### STATED GOAL
Everything in the listing should be restated word for word.

### SOURCE RECORDS
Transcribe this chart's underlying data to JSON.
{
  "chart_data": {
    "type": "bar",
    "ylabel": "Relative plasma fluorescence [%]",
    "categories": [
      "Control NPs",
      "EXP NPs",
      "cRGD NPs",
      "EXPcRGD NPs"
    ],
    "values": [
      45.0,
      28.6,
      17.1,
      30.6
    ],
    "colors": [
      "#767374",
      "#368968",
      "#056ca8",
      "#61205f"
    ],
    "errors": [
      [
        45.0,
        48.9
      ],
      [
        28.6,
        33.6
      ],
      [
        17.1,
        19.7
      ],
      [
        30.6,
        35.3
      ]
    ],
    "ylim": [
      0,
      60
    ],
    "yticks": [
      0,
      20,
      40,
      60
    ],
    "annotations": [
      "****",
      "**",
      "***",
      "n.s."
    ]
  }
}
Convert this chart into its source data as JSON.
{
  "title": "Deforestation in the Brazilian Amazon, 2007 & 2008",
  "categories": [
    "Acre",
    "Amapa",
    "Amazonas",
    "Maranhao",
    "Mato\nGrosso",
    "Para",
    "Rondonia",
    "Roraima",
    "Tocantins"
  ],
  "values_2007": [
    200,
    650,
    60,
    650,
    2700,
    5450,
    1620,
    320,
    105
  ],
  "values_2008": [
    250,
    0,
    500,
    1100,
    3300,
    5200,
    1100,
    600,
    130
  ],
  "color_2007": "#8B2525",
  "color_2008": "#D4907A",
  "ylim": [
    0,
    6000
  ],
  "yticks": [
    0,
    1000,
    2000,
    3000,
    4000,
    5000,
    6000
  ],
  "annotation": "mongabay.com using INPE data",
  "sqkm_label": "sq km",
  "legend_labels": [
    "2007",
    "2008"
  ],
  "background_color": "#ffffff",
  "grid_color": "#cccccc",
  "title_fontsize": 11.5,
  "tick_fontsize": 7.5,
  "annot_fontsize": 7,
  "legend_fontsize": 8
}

### TASK SOLUTION
Transcribe this chart's underlying data to JSON.
{
  "chart_data": {
    "type": "bar",
    "ylabel": "Relative plasma fluorescence [%]",
    "categories": [
      "Control NPs",
      "EXP NPs",
      "cRGD NPs",
      "EXPcRGD NPs"
    ],
    "values": [
      45.0,
      28.6,
      17.1,
      30.6
    ],
    "colors": [
      "#767374",
      "#368968",
      "#056ca8",
      "#61205f"
    ],
    "errors": [
      [
        45.0,
        48.9
      ],
      [
        28.6,
        33.6
      ],
      [
        17.1,
        19.7
      ],
      [
        30.6,
        35.3
      ]
    ],
    "ylim": [
      0,
      60
    ],
    "yticks": [
      0,
      20,
      40,
      60
    ],
    "annotations": [
      "****",
      "**",
      "***",
      "n.s."
    ]
  }
}
Convert this chart into its source data as JSON.
{
  "title": "Deforestation in the Brazilian Amazon, 2007 & 2008",
  "categories": [
    "Acre",
    "Amapa",
    "Amazonas",
    "Maranhao",
    "Mato\nGrosso",
    "Para",
    "Rondonia",
    "Roraima",
    "Tocantins"
  ],
  "values_2007": [
    200,
    650,
    60,
    650,
    2700,
    5450,
    1620,
    320,
    105
  ],
  "values_2008": [
    250,
    0,
    500,
    1100,
    3300,
    5200,
    1100,
    600,
    130
  ],
  "color_2007": "#8B2525",
  "color_2008": "#D4907A",
  "ylim": [
    0,
    6000
  ],
  "yticks": [
    0,
    1000,
    2000,
    3000,
    4000,
    5000,
    6000
  ],
  "annotation": "mongabay.com using INPE data",
  "sqkm_label": "sq km",
  "legend_labels": [
    "2007",
    "2008"
  ],
  "background_color": "#ffffff",
  "grid_color": "#cccccc",
  "title_fontsize": 11.5,
  "tick_fontsize": 7.5,
  "annot_fontsize": 7,
  "legend_fontsize": 8
}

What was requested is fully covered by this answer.